-- Start of Dataset entries --

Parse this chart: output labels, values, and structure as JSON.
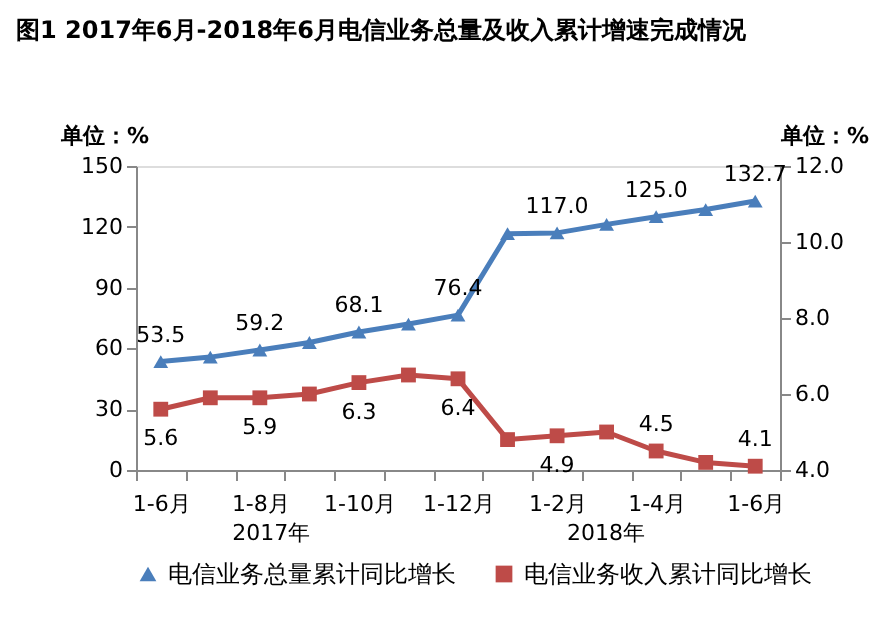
{
  "chart_data": {
    "type": "line",
    "title": "图1    2017年6月-2018年6月电信业务总量及收入累计增速完成情况",
    "categories": [
      "1-6月",
      null,
      "1-8月",
      null,
      "1-10月",
      null,
      "1-12月",
      null,
      "1-2月",
      null,
      "1-4月",
      null,
      "1-6月"
    ],
    "series": [
      {
        "name": "电信业务总量累计同比增长",
        "color": "#4a7ebb",
        "marker": "triangle",
        "values": [
          53.5,
          55.7,
          59.2,
          62.9,
          68.1,
          72.0,
          76.4,
          116.6,
          117.0,
          121.2,
          125.0,
          128.5,
          132.7
        ],
        "value_labels": [
          "53.5",
          null,
          "59.2",
          null,
          "68.1",
          null,
          "76.4",
          null,
          "117.0",
          null,
          "125.0",
          null,
          "132.7"
        ]
      },
      {
        "name": "电信业务收入累计同比增长",
        "color": "#be4b48",
        "marker": "square",
        "axis": "y2",
        "values": [
          5.6,
          5.9,
          5.9,
          6.0,
          6.3,
          6.5,
          6.4,
          4.8,
          4.9,
          5.0,
          4.5,
          4.2,
          4.1
        ],
        "value_labels": [
          "5.6",
          null,
          "5.9",
          null,
          "6.3",
          null,
          "6.4",
          null,
          "4.9",
          null,
          "4.5",
          null,
          "4.1"
        ]
      }
    ],
    "ylabel": "单位：%",
    "y2label": "单位：%",
    "ylim": [
      0,
      150
    ],
    "yticks": [
      0,
      30,
      60,
      90,
      120,
      150
    ],
    "y2lim": [
      4.0,
      12.0
    ],
    "y2ticks": [
      {
        "value": 4,
        "label": "4.0"
      },
      {
        "value": 6,
        "label": "6.0"
      },
      {
        "value": 8,
        "label": "8.0"
      },
      {
        "value": 10,
        "label": "10.0"
      },
      {
        "value": 12,
        "label": "12.0"
      }
    ],
    "annotations": [
      "2017年",
      "2018年"
    ],
    "legend": "bottom",
    "grid": false
  }
}
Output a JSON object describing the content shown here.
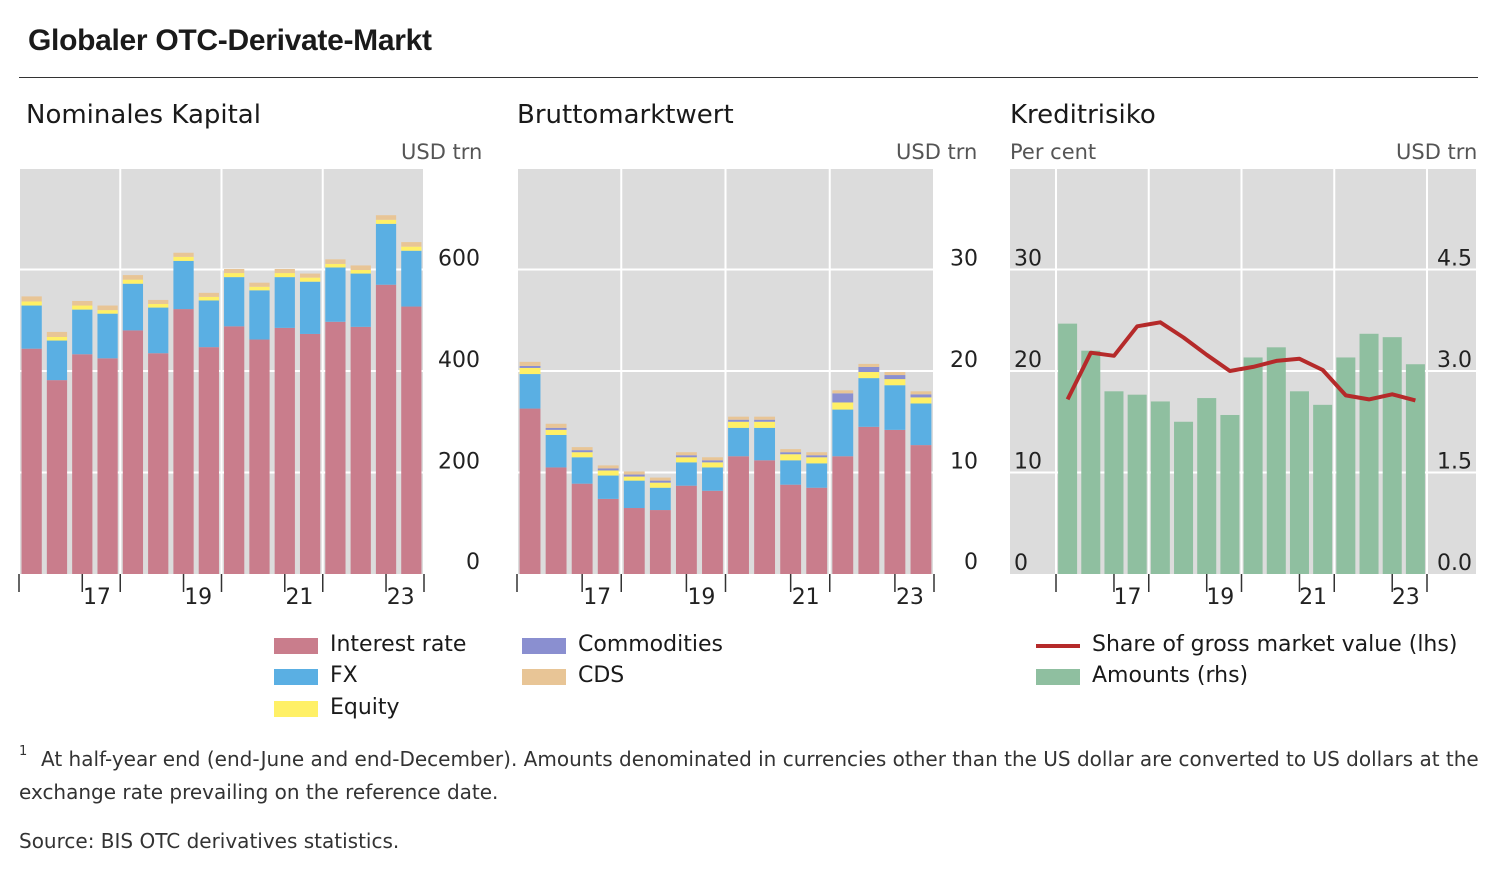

-- End of Dataset entries --

**Directive:** Give the material again exactly as it is, but keep the pictures out.

**The solution:**
Parse this chart: output labels, values, and structure as JSON.
{
  "chart_data": {
    "type": "line",
    "title": "图1    2017年6月-2018年6月电信业务总量及收入累计增速完成情况",
    "categories": [
      "1-6月",
      null,
      "1-8月",
      null,
      "1-10月",
      null,
      "1-12月",
      null,
      "1-2月",
      null,
      "1-4月",
      null,
      "1-6月"
    ],
    "series": [
      {
        "name": "电信业务总量累计同比增长",
        "color": "#4a7ebb",
        "marker": "triangle",
        "values": [
          53.5,
          55.7,
          59.2,
          62.9,
          68.1,
          72.0,
          76.4,
          116.6,
          117.0,
          121.2,
          125.0,
          128.5,
          132.7
        ],
        "value_labels": [
          "53.5",
          null,
          "59.2",
          null,
          "68.1",
          null,
          "76.4",
          null,
          "117.0",
          null,
          "125.0",
          null,
          "132.7"
        ]
      },
      {
        "name": "电信业务收入累计同比增长",
        "color": "#be4b48",
        "marker": "square",
        "axis": "y2",
        "values": [
          5.6,
          5.9,
          5.9,
          6.0,
          6.3,
          6.5,
          6.4,
          4.8,
          4.9,
          5.0,
          4.5,
          4.2,
          4.1
        ],
        "value_labels": [
          "5.6",
          null,
          "5.9",
          null,
          "6.3",
          null,
          "6.4",
          null,
          "4.9",
          null,
          "4.5",
          null,
          "4.1"
        ]
      }
    ],
    "ylabel": "单位：%",
    "y2label": "单位：%",
    "ylim": [
      0,
      150
    ],
    "yticks": [
      0,
      30,
      60,
      90,
      120,
      150
    ],
    "y2lim": [
      4.0,
      12.0
    ],
    "y2ticks": [
      {
        "value": 4,
        "label": "4.0"
      },
      {
        "value": 6,
        "label": "6.0"
      },
      {
        "value": 8,
        "label": "8.0"
      },
      {
        "value": 10,
        "label": "10.0"
      },
      {
        "value": 12,
        "label": "12.0"
      }
    ],
    "annotations": [
      "2017年",
      "2018年"
    ],
    "legend": "bottom",
    "grid": false
  }
}
Output a JSON object describing the content shown here.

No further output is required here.